● WHAT IS REQUIRED: Write out the stretch of the listing from the line containing "Patent image size: (1502, 994)." through the line containing "The A-Side line 61 is at (272, 412).", including both of those lines. Reproduce each line character for character.

● GIVEN INFORMATION:
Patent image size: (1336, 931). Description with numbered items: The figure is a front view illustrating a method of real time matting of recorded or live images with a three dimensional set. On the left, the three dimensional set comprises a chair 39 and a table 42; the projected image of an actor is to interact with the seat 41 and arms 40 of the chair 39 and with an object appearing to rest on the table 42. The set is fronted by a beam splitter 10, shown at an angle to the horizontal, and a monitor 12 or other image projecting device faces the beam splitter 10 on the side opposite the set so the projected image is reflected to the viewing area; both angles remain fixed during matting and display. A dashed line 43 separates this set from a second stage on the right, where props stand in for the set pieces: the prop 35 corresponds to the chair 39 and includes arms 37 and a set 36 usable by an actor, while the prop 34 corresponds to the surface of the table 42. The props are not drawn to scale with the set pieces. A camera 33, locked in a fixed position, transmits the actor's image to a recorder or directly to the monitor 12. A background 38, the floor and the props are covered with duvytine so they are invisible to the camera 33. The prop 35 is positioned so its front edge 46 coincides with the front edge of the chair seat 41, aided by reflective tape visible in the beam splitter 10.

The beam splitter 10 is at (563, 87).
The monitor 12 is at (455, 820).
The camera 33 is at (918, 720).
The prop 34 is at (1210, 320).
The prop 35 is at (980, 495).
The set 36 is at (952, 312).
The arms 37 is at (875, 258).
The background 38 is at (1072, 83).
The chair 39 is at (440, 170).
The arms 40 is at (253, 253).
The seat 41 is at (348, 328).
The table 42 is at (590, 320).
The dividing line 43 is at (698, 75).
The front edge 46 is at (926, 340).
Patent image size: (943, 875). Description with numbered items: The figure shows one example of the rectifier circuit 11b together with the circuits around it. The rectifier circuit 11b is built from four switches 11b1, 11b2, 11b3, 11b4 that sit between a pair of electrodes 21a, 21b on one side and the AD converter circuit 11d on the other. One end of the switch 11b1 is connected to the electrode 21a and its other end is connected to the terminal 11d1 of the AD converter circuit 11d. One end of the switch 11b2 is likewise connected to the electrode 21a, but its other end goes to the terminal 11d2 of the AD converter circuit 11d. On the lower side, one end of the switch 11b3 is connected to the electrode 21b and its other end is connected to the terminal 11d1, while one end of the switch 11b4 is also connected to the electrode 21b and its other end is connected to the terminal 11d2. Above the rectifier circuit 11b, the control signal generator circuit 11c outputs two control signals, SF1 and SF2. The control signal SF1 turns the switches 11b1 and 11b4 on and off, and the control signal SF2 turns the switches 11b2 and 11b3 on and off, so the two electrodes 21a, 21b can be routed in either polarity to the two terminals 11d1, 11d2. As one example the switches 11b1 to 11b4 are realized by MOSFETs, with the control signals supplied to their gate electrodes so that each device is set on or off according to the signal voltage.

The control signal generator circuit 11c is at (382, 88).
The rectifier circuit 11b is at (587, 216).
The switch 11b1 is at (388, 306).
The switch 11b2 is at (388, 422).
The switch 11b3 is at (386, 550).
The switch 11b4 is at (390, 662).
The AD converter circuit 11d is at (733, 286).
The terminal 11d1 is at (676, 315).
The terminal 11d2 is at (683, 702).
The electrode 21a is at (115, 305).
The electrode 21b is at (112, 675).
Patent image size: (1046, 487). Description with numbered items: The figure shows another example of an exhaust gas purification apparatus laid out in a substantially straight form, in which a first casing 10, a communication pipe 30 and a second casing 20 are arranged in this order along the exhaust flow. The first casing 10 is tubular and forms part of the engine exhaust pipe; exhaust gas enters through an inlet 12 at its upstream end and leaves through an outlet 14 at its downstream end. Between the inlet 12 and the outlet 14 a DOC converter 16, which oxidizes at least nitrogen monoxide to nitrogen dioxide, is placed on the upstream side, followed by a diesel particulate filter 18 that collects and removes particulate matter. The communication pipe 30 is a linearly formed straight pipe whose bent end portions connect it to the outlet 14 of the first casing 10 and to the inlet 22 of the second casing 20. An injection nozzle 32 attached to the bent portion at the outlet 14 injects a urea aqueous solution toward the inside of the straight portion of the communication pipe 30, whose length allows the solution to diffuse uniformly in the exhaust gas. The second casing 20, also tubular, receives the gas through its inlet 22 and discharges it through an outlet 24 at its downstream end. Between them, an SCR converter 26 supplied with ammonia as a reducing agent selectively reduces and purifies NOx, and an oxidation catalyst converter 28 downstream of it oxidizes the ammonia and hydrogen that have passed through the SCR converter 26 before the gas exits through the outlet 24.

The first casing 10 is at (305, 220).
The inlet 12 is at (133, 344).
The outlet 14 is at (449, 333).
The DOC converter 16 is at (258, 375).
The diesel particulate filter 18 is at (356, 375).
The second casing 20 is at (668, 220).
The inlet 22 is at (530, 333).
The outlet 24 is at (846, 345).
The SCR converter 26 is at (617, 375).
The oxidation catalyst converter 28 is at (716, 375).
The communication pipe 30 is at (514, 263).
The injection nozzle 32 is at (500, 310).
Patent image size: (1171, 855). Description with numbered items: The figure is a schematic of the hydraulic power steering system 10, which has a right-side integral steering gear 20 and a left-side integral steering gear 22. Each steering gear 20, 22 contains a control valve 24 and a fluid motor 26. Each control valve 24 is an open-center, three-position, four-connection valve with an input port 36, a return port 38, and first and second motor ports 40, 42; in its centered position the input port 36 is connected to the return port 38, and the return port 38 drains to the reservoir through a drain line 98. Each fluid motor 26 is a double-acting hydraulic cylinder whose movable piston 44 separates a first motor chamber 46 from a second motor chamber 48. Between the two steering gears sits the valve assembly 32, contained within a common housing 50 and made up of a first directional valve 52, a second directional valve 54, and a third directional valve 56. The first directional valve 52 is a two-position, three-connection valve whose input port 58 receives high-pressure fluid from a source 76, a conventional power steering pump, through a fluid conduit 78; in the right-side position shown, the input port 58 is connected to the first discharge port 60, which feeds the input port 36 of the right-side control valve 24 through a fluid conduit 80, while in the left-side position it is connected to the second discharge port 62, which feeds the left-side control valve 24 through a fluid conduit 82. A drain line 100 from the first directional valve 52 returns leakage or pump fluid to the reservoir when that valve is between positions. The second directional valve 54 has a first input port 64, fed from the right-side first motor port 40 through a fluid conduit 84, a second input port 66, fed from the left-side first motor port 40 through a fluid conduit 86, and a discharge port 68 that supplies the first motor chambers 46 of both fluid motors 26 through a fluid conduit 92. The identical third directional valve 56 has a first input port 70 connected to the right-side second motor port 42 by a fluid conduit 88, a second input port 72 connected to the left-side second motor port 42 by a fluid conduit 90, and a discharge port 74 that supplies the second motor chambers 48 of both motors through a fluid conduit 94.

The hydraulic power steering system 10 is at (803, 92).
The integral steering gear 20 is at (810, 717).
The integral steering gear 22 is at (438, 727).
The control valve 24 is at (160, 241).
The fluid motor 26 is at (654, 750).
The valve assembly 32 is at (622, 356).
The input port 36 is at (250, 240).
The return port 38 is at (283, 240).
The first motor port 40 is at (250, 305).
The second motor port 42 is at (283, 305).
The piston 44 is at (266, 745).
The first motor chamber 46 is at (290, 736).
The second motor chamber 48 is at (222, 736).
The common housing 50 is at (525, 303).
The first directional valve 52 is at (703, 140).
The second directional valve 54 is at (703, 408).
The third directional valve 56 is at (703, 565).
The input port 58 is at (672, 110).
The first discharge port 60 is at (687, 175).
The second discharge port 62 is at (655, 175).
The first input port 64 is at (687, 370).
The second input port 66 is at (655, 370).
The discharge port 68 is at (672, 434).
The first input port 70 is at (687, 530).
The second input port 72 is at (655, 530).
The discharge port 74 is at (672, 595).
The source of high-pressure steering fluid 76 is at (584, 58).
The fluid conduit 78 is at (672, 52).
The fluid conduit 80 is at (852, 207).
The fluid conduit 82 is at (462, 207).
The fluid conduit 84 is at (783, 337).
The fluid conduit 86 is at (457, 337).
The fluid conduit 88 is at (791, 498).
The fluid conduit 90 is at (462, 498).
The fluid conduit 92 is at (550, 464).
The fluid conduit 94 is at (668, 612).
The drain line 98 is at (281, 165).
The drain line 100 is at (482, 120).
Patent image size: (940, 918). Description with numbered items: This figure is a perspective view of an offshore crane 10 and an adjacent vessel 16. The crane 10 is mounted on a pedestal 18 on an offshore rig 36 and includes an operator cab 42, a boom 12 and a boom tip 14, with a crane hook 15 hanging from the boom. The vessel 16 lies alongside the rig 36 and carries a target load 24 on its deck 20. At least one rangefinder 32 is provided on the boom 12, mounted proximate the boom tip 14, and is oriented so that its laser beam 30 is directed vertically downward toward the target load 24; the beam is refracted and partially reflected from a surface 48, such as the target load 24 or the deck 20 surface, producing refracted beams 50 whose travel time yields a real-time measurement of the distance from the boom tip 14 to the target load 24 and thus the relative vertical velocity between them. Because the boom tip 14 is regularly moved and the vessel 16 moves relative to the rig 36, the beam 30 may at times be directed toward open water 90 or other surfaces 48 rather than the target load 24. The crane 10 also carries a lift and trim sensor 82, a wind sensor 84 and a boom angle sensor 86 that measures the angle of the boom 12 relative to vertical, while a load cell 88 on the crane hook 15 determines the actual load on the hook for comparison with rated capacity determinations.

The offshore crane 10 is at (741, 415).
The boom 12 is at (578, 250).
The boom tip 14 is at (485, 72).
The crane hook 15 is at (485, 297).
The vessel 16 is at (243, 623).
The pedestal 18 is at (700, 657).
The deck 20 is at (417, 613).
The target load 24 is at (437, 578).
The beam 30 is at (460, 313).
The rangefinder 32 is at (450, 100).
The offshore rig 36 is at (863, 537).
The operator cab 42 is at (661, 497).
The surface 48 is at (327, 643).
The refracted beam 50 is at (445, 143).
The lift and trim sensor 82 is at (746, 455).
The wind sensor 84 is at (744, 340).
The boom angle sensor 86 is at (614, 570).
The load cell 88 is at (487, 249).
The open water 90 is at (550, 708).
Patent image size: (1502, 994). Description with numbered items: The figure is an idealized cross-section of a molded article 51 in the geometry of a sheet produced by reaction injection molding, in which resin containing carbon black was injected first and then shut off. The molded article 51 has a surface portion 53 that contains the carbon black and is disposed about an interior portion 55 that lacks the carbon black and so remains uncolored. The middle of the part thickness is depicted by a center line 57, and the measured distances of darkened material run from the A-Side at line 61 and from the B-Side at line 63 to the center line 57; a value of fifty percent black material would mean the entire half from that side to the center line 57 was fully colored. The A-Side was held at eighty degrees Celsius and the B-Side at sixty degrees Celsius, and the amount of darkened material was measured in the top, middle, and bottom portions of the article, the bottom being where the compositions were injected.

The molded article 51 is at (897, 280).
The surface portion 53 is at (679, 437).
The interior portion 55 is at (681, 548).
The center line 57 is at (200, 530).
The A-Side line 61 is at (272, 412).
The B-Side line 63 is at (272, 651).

● RESULT BELOW:
Patent image size: (1502, 994). Description with numbered items: The figure is an idealized cross-section of a molded article 51 in the geometry of a sheet produced by reaction injection molding, in which resin containing carbon black was injected first and then shut off. The molded article 51 has a surface portion 53 that contains the carbon black and is disposed about an interior portion 55 that lacks the carbon black and so remains uncolored. The middle of the part thickness is depicted by a center line 57, and the measured distances of darkened material run from the A-Side at line 61 and from the B-Side at line 63 to the center line 57; a value of fifty percent black material would mean the entire half from that side to the center line 57 was fully colored. The A-Side was held at eighty degrees Celsius and the B-Side at sixty degrees Celsius, and the amount of darkened material was measured in the top, middle, and bottom portions of the article, the bottom being where the compositions were injected.

The molded article 51 is at (897, 280).
The surface portion 53 is at (679, 437).
The interior portion 55 is at (681, 548).
The center line 57 is at (200, 530).
The A-Side line 61 is at (272, 412).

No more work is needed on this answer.